## GOAL OF THE EXERCISE
Output nothing but the number of lines that include the word "的需求曲线向右移动".

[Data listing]

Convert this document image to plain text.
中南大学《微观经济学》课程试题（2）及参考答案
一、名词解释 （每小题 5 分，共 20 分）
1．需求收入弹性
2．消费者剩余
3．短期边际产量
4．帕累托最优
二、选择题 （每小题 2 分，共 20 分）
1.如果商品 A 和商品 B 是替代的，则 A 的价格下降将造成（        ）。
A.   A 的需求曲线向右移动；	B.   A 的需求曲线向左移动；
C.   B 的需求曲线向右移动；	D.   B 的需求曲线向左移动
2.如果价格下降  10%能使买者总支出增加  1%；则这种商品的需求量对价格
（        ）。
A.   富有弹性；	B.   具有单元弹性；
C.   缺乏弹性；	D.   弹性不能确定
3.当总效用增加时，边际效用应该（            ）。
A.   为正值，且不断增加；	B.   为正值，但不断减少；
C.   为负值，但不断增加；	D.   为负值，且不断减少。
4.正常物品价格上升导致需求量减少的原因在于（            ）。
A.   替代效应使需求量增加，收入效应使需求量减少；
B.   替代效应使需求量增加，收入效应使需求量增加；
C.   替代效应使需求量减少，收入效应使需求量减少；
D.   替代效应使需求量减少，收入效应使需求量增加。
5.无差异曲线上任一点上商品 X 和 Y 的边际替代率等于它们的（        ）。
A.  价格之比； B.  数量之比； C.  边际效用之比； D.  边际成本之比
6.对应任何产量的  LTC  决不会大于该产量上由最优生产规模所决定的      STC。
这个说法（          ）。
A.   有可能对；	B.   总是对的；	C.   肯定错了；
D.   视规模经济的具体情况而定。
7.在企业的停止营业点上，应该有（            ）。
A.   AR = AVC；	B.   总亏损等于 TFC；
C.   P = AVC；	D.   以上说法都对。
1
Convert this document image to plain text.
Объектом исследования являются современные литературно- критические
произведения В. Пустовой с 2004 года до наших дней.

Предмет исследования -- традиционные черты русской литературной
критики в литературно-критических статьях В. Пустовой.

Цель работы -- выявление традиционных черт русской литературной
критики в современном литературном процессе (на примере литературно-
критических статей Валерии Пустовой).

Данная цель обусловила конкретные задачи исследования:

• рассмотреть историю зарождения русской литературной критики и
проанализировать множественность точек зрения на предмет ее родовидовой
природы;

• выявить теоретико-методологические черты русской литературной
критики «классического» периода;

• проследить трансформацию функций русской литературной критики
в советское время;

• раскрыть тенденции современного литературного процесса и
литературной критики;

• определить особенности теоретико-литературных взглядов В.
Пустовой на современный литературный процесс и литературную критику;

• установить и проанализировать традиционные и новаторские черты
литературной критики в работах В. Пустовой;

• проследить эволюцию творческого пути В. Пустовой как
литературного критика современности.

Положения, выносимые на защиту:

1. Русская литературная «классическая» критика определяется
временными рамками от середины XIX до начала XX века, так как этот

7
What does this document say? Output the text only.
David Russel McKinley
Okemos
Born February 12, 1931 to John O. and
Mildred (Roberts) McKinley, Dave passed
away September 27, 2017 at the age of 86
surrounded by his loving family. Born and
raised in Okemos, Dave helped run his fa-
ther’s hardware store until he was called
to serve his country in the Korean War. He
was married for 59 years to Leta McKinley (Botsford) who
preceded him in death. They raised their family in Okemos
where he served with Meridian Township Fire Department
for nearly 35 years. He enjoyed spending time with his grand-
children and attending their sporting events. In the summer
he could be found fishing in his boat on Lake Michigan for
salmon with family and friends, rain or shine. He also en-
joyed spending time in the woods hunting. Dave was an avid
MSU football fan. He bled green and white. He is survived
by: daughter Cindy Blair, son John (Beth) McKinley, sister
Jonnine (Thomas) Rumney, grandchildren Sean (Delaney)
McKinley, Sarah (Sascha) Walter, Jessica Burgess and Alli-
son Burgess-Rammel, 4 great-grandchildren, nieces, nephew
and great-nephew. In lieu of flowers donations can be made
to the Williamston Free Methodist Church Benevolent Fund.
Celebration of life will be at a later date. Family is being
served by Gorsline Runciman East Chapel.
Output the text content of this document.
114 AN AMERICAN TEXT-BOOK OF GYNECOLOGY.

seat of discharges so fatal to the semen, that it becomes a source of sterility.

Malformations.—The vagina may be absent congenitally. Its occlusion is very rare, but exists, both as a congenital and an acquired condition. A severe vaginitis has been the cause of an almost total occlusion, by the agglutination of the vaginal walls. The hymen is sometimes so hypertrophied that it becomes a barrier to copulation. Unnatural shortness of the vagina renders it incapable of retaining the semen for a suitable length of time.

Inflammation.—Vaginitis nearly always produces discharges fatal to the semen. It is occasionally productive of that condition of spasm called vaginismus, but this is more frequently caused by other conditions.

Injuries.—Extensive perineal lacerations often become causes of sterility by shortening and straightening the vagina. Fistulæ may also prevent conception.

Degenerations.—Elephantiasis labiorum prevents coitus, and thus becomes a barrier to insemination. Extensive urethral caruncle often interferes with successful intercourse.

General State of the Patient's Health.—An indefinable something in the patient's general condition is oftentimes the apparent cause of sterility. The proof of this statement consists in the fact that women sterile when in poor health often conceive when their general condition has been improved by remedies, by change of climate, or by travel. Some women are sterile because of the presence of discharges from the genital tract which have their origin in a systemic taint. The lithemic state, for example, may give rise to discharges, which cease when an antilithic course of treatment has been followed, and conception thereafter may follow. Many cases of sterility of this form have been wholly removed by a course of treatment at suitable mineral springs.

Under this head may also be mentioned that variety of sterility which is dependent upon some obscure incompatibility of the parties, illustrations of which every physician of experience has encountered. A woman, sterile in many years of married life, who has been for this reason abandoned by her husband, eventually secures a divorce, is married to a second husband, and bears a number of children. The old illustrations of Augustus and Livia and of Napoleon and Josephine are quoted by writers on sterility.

## RESPONSE TO THIS TASK
2